Set down every entry again word for word, please, but skip the pictures.
____ Data section
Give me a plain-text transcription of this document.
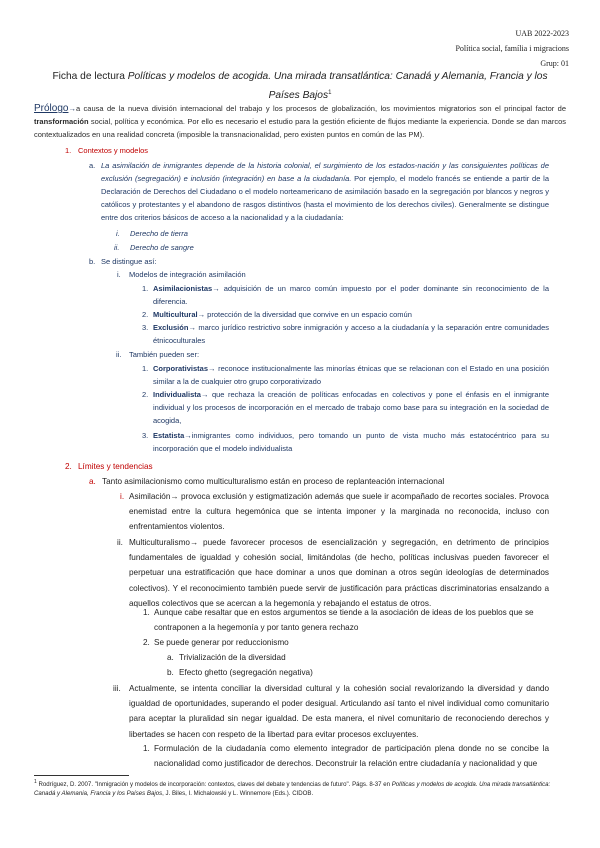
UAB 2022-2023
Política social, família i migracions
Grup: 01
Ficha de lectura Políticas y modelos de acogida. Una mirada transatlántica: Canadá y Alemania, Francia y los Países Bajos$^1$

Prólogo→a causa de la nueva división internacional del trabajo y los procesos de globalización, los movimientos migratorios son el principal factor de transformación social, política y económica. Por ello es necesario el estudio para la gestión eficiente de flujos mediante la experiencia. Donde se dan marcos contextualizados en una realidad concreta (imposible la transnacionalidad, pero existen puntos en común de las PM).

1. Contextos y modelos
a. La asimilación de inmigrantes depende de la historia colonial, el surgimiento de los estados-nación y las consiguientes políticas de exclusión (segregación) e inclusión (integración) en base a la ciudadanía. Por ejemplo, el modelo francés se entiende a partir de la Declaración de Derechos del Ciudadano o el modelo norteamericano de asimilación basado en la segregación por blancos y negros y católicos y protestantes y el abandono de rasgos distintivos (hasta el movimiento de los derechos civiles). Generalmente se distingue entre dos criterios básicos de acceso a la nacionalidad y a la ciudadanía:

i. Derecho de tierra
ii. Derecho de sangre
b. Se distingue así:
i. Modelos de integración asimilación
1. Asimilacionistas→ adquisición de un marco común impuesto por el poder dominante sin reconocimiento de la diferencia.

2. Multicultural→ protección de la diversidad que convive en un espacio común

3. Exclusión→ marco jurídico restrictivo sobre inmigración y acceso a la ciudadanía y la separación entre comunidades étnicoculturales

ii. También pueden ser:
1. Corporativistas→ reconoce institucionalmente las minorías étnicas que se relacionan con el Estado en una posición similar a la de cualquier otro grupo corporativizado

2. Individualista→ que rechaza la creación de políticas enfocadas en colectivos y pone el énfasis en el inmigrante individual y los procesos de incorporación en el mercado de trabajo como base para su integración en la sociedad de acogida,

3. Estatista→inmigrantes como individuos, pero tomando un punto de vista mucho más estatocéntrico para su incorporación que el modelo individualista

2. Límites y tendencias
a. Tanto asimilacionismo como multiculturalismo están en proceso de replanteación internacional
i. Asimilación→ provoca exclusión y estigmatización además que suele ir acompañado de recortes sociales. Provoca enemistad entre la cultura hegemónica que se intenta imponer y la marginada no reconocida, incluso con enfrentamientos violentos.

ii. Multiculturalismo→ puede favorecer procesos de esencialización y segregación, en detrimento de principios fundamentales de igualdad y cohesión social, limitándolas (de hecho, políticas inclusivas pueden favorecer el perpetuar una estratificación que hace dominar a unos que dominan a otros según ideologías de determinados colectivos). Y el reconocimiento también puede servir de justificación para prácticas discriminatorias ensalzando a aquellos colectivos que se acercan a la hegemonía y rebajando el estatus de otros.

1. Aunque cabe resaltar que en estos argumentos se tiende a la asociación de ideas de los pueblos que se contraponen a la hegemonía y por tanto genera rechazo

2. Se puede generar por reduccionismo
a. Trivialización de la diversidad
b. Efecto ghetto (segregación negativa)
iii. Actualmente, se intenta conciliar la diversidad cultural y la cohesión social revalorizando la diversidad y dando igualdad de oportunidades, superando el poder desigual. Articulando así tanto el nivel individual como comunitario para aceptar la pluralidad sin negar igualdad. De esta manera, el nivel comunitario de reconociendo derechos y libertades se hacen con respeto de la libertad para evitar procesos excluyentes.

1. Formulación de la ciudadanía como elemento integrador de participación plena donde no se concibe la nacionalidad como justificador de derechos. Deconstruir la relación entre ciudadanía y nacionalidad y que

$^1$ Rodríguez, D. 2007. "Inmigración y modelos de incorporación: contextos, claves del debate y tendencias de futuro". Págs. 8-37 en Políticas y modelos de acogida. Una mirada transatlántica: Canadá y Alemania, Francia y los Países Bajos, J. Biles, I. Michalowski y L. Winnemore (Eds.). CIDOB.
________
→ **Output of the exercise**:
Give me a plain-text transcription of this document.
UAB 2022-2023
Política social, família i migracions
Grup: 01
Ficha de lectura Políticas y modelos de acogida. Una mirada transatlántica: Canadá y Alemania, Francia y los Países Bajos$^1$

Prólogo→a causa de la nueva división internacional del trabajo y los procesos de globalización, los movimientos migratorios son el principal factor de transformación social, política y económica. Por ello es necesario el estudio para la gestión eficiente de flujos mediante la experiencia. Donde se dan marcos contextualizados en una realidad concreta (imposible la transnacionalidad, pero existen puntos en común de las PM).

1. Contextos y modelos
a. La asimilación de inmigrantes depende de la historia colonial, el surgimiento de los estados-nación y las consiguientes políticas de exclusión (segregación) e inclusión (integración) en base a la ciudadanía. Por ejemplo, el modelo francés se entiende a partir de la Declaración de Derechos del Ciudadano o el modelo norteamericano de asimilación basado en la segregación por blancos y negros y católicos y protestantes y el abandono de rasgos distintivos (hasta el movimiento de los derechos civiles). Generalmente se distingue entre dos criterios básicos de acceso a la nacionalidad y a la ciudadanía:

i. Derecho de tierra
ii. Derecho de sangre
b. Se distingue así:
i. Modelos de integración asimilación
1. Asimilacionistas→ adquisición de un marco común impuesto por el poder dominante sin reconocimiento de la diferencia.

2. Multicultural→ protección de la diversidad que convive en un espacio común

3. Exclusión→ marco jurídico restrictivo sobre inmigración y acceso a la ciudadanía y la separación entre comunidades étnicoculturales

ii. También pueden ser:
1. Corporativistas→ reconoce institucionalmente las minorías étnicas que se relacionan con el Estado en una posición similar a la de cualquier otro grupo corporativizado

2. Individualista→ que rechaza la creación de políticas enfocadas en colectivos y pone el énfasis en el inmigrante individual y los procesos de incorporación en el mercado de trabajo como base para su integración en la sociedad de acogida,

3. Estatista→inmigrantes como individuos, pero tomando un punto de vista mucho más estatocéntrico para su incorporación que el modelo individualista

2. Límites y tendencias
a. Tanto asimilacionismo como multiculturalismo están en proceso de replanteación internacional
i. Asimilación→ provoca exclusión y estigmatización además que suele ir acompañado de recortes sociales. Provoca enemistad entre la cultura hegemónica que se intenta imponer y la marginada no reconocida, incluso con enfrentamientos violentos.

ii. Multiculturalismo→ puede favorecer procesos de esencialización y segregación, en detrimento de principios fundamentales de igualdad y cohesión social, limitándolas (de hecho, políticas inclusivas pueden favorecer el perpetuar una estratificación que hace dominar a unos que dominan a otros según ideologías de determinados colectivos). Y el reconocimiento también puede servir de justificación para prácticas discriminatorias ensalzando a aquellos colectivos que se acercan a la hegemonía y rebajando el estatus de otros.

1. Aunque cabe resaltar que en estos argumentos se tiende a la asociación de ideas de los pueblos que se contraponen a la hegemonía y por tanto genera rechazo

2. Se puede generar por reduccionismo
a. Trivialización de la diversidad
b. Efecto ghetto (segregación negativa)
iii. Actualmente, se intenta conciliar la diversidad cultural y la cohesión social revalorizando la diversidad y dando igualdad de oportunidades, superando el poder desigual. Articulando así tanto el nivel individual como comunitario para aceptar la pluralidad sin negar igualdad. De esta manera, el nivel comunitario de reconociendo derechos y libertades se hacen con respeto de la libertad para evitar procesos excluyentes.

1. Formulación de la ciudadanía como elemento integrador de participación plena donde no se concibe la nacionalidad como justificador de derechos. Deconstruir la relación entre ciudadanía y nacionalidad y que

$^1$ Rodríguez, D. 2007. "Inmigración y modelos de incorporación: contextos, claves del debate y tendencias de futuro". Págs. 8-37 en Políticas y modelos de acogida. Una mirada transatlántica: Canadá y Alemania, Francia y los Países Bajos, J. Biles, I. Michalowski y L. Winnemore (Eds.). CIDOB.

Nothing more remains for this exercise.